• **OBJECTIVE**: The records below are to be copied word for word, with every picture left out.

• **EXERCISE DATA**:
^^^^^^^^^^^^^^^^

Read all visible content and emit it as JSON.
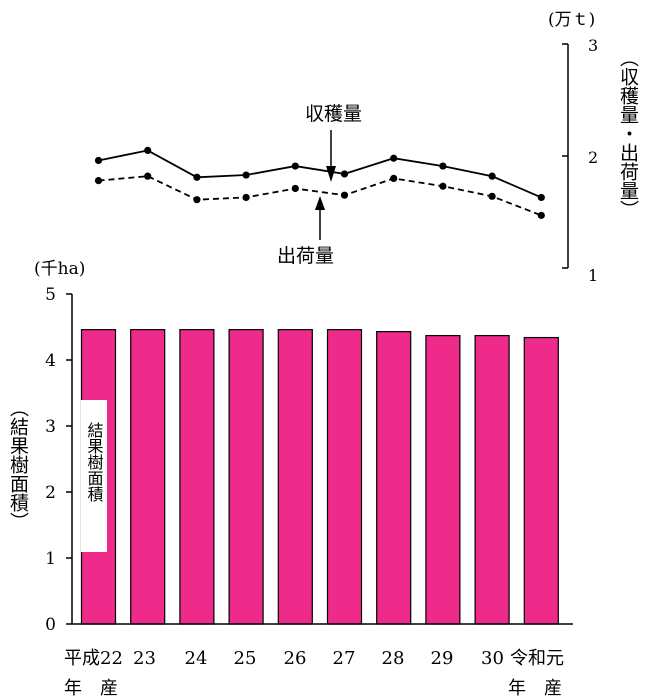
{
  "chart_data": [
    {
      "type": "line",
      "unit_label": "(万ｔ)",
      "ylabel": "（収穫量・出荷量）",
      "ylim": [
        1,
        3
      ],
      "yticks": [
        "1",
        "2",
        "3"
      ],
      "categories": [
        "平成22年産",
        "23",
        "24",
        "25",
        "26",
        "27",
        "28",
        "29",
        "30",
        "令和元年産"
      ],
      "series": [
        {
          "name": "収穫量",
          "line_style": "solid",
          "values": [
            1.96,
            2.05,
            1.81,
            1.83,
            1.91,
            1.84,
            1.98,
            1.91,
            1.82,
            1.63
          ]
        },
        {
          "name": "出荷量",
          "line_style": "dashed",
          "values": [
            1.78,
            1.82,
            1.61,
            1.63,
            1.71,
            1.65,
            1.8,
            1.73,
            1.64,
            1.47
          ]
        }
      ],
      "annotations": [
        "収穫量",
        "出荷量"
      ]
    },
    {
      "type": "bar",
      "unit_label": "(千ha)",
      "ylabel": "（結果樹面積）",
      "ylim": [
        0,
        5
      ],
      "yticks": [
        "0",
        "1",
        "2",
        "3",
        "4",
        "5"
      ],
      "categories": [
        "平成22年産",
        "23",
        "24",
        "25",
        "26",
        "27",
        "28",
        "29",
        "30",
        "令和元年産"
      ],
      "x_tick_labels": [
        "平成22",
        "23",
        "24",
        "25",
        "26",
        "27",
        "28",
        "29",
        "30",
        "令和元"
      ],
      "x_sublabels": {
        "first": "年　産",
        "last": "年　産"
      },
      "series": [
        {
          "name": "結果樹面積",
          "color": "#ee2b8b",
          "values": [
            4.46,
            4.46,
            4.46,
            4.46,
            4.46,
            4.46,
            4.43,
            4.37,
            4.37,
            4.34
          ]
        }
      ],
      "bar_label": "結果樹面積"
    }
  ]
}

^^^^^^^^^^^^^^^^

• **RESULT OF THIS EXERCISE**:
Read all visible content and emit it as JSON.
{
  "chart_data": [
    {
      "type": "line",
      "unit_label": "(万ｔ)",
      "ylabel": "（収穫量・出荷量）",
      "ylim": [
        1,
        3
      ],
      "yticks": [
        "1",
        "2",
        "3"
      ],
      "categories": [
        "平成22年産",
        "23",
        "24",
        "25",
        "26",
        "27",
        "28",
        "29",
        "30",
        "令和元年産"
      ],
      "series": [
        {
          "name": "収穫量",
          "line_style": "solid",
          "values": [
            1.96,
            2.05,
            1.81,
            1.83,
            1.91,
            1.84,
            1.98,
            1.91,
            1.82,
            1.63
          ]
        },
        {
          "name": "出荷量",
          "line_style": "dashed",
          "values": [
            1.78,
            1.82,
            1.61,
            1.63,
            1.71,
            1.65,
            1.8,
            1.73,
            1.64,
            1.47
          ]
        }
      ],
      "annotations": [
        "収穫量",
        "出荷量"
      ]
    },
    {
      "type": "bar",
      "unit_label": "(千ha)",
      "ylabel": "（結果樹面積）",
      "ylim": [
        0,
        5
      ],
      "yticks": [
        "0",
        "1",
        "2",
        "3",
        "4",
        "5"
      ],
      "categories": [
        "平成22年産",
        "23",
        "24",
        "25",
        "26",
        "27",
        "28",
        "29",
        "30",
        "令和元年産"
      ],
      "x_tick_labels": [
        "平成22",
        "23",
        "24",
        "25",
        "26",
        "27",
        "28",
        "29",
        "30",
        "令和元"
      ],
      "x_sublabels": {
        "first": "年　産",
        "last": "年　産"
      },
      "series": [
        {
          "name": "結果樹面積",
          "color": "#ee2b8b",
          "values": [
            4.46,
            4.46,
            4.46,
            4.46,
            4.46,
            4.46,
            4.43,
            4.37,
            4.37,
            4.34
          ]
        }
      ],
      "bar_label": "結果樹面積"
    }
  ]
}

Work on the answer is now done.